__Information supplied__.
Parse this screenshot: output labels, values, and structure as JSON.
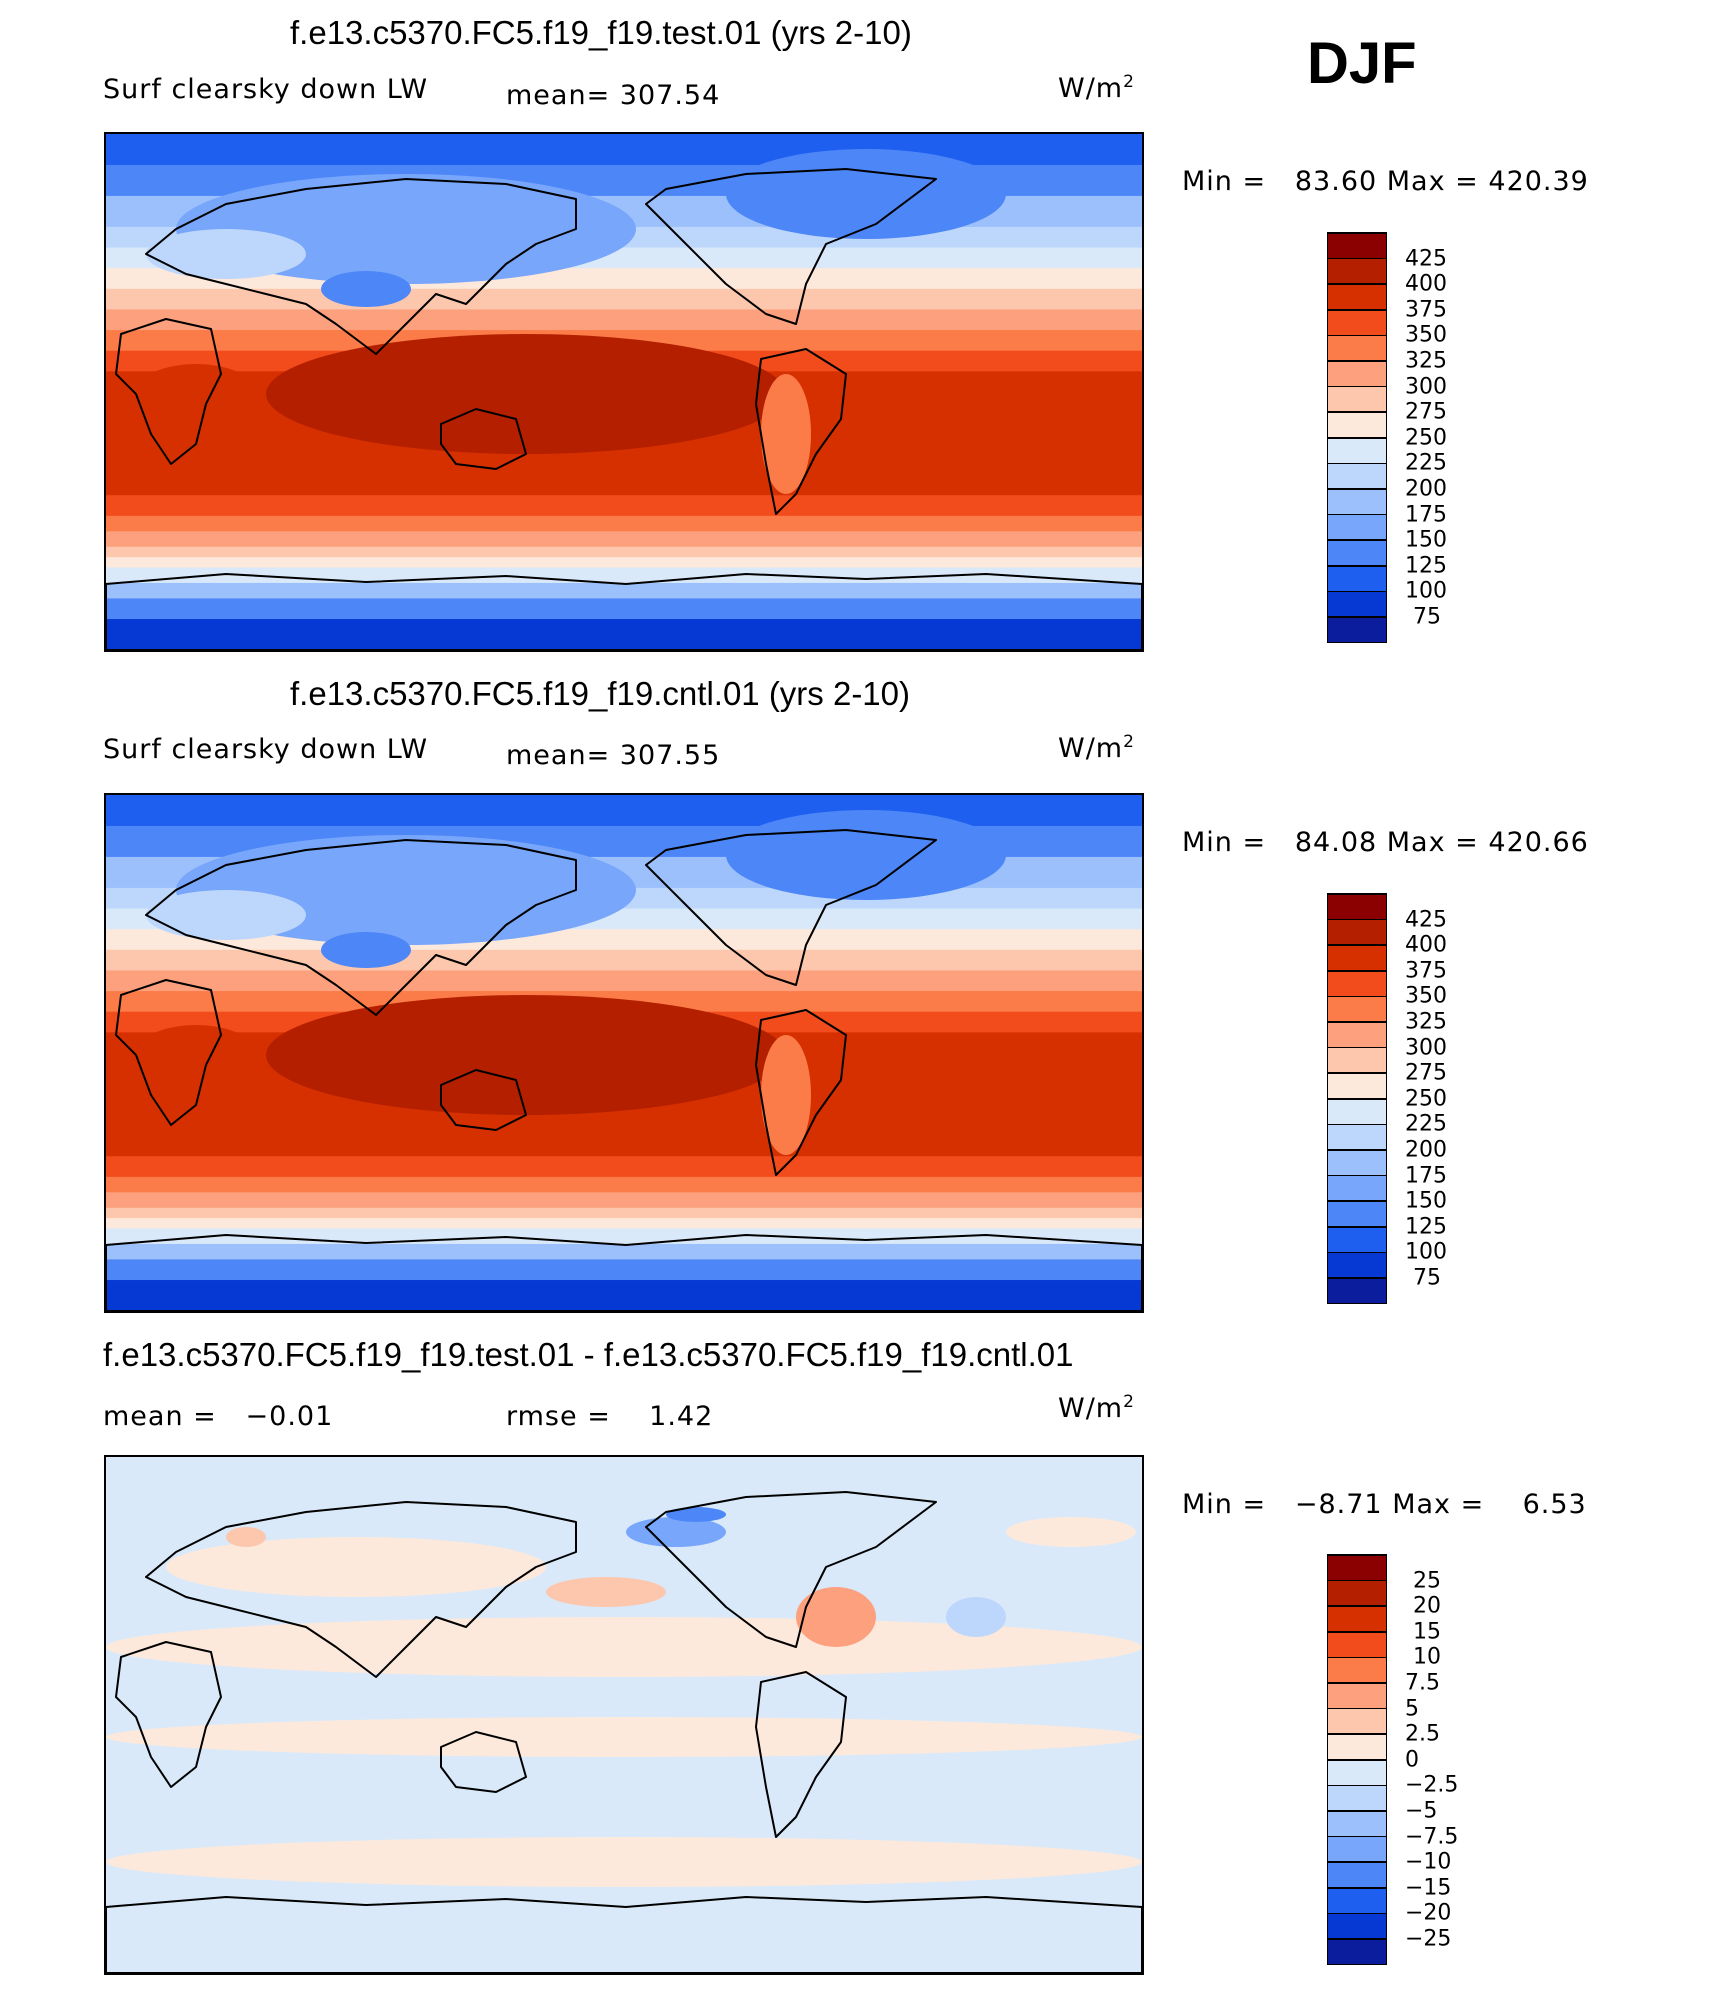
{
  "season": "DJF",
  "units_main": "W/m",
  "units_exp": "2",
  "chart_data": [
    {
      "type": "heatmap",
      "id": "test",
      "title": "f.e13.c5370.FC5.f19_f19.test.01 (yrs 2-10)",
      "variable": "Surf clearsky down LW",
      "mean_label": "mean=",
      "mean": "307.54",
      "min_label": "Min =",
      "min": "83.60",
      "max_label": "Max =",
      "max": "420.39",
      "levels": [
        "425",
        "400",
        "375",
        "350",
        "325",
        "300",
        "275",
        "250",
        "225",
        "200",
        "175",
        "150",
        "125",
        "100",
        "75"
      ],
      "colors": [
        "#8b0000",
        "#b41f00",
        "#d73000",
        "#f24b1c",
        "#fb7c48",
        "#fca07e",
        "#fcc7ad",
        "#fde9dc",
        "#d9e9f9",
        "#bdd6fb",
        "#9cc0fb",
        "#78a6fa",
        "#4c86f7",
        "#1f5ff0",
        "#0638d3",
        "#0b1c9c"
      ]
    },
    {
      "type": "heatmap",
      "id": "cntl",
      "title": "f.e13.c5370.FC5.f19_f19.cntl.01 (yrs 2-10)",
      "variable": "Surf clearsky down LW",
      "mean_label": "mean=",
      "mean": "307.55",
      "min_label": "Min =",
      "min": "84.08",
      "max_label": "Max =",
      "max": "420.66",
      "levels": [
        "425",
        "400",
        "375",
        "350",
        "325",
        "300",
        "275",
        "250",
        "225",
        "200",
        "175",
        "150",
        "125",
        "100",
        "75"
      ],
      "colors": [
        "#8b0000",
        "#b41f00",
        "#d73000",
        "#f24b1c",
        "#fb7c48",
        "#fca07e",
        "#fcc7ad",
        "#fde9dc",
        "#d9e9f9",
        "#bdd6fb",
        "#9cc0fb",
        "#78a6fa",
        "#4c86f7",
        "#1f5ff0",
        "#0638d3",
        "#0b1c9c"
      ]
    },
    {
      "type": "heatmap",
      "id": "diff",
      "title": "f.e13.c5370.FC5.f19_f19.test.01 - f.e13.c5370.FC5.f19_f19.cntl.01",
      "mean_label": "mean =",
      "mean": "−0.01",
      "rmse_label": "rmse =",
      "rmse": "1.42",
      "min_label": "Min =",
      "min": "−8.71",
      "max_label": "Max =",
      "max": "6.53",
      "levels": [
        "25",
        "20",
        "15",
        "10",
        "7.5",
        "5",
        "2.5",
        "0",
        "−2.5",
        "−5",
        "−7.5",
        "−10",
        "−15",
        "−20",
        "−25"
      ],
      "colors": [
        "#8b0000",
        "#b41f00",
        "#d73000",
        "#f24b1c",
        "#fb7c48",
        "#fca07e",
        "#fcc7ad",
        "#fde9dc",
        "#d9e9f9",
        "#bdd6fb",
        "#9cc0fb",
        "#78a6fa",
        "#4c86f7",
        "#1f5ff0",
        "#0638d3",
        "#0b1c9c"
      ]
    }
  ]
}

__Your objective__. Quote the full listing above word for word; exclude every picture from the copy.

__Final result__.
Parse this screenshot: output labels, values, and structure as JSON.
{
  "season": "DJF",
  "units_main": "W/m",
  "units_exp": "2",
  "chart_data": [
    {
      "type": "heatmap",
      "id": "test",
      "title": "f.e13.c5370.FC5.f19_f19.test.01 (yrs 2-10)",
      "variable": "Surf clearsky down LW",
      "mean_label": "mean=",
      "mean": "307.54",
      "min_label": "Min =",
      "min": "83.60",
      "max_label": "Max =",
      "max": "420.39",
      "levels": [
        "425",
        "400",
        "375",
        "350",
        "325",
        "300",
        "275",
        "250",
        "225",
        "200",
        "175",
        "150",
        "125",
        "100",
        "75"
      ],
      "colors": [
        "#8b0000",
        "#b41f00",
        "#d73000",
        "#f24b1c",
        "#fb7c48",
        "#fca07e",
        "#fcc7ad",
        "#fde9dc",
        "#d9e9f9",
        "#bdd6fb",
        "#9cc0fb",
        "#78a6fa",
        "#4c86f7",
        "#1f5ff0",
        "#0638d3",
        "#0b1c9c"
      ]
    },
    {
      "type": "heatmap",
      "id": "cntl",
      "title": "f.e13.c5370.FC5.f19_f19.cntl.01 (yrs 2-10)",
      "variable": "Surf clearsky down LW",
      "mean_label": "mean=",
      "mean": "307.55",
      "min_label": "Min =",
      "min": "84.08",
      "max_label": "Max =",
      "max": "420.66",
      "levels": [
        "425",
        "400",
        "375",
        "350",
        "325",
        "300",
        "275",
        "250",
        "225",
        "200",
        "175",
        "150",
        "125",
        "100",
        "75"
      ],
      "colors": [
        "#8b0000",
        "#b41f00",
        "#d73000",
        "#f24b1c",
        "#fb7c48",
        "#fca07e",
        "#fcc7ad",
        "#fde9dc",
        "#d9e9f9",
        "#bdd6fb",
        "#9cc0fb",
        "#78a6fa",
        "#4c86f7",
        "#1f5ff0",
        "#0638d3",
        "#0b1c9c"
      ]
    },
    {
      "type": "heatmap",
      "id": "diff",
      "title": "f.e13.c5370.FC5.f19_f19.test.01 - f.e13.c5370.FC5.f19_f19.cntl.01",
      "mean_label": "mean =",
      "mean": "−0.01",
      "rmse_label": "rmse =",
      "rmse": "1.42",
      "min_label": "Min =",
      "min": "−8.71",
      "max_label": "Max =",
      "max": "6.53",
      "levels": [
        "25",
        "20",
        "15",
        "10",
        "7.5",
        "5",
        "2.5",
        "0",
        "−2.5",
        "−5",
        "−7.5",
        "−10",
        "−15",
        "−20",
        "−25"
      ],
      "colors": [
        "#8b0000",
        "#b41f00",
        "#d73000",
        "#f24b1c",
        "#fb7c48",
        "#fca07e",
        "#fcc7ad",
        "#fde9dc",
        "#d9e9f9",
        "#bdd6fb",
        "#9cc0fb",
        "#78a6fa",
        "#4c86f7",
        "#1f5ff0",
        "#0638d3",
        "#0b1c9c"
      ]
    }
  ]
}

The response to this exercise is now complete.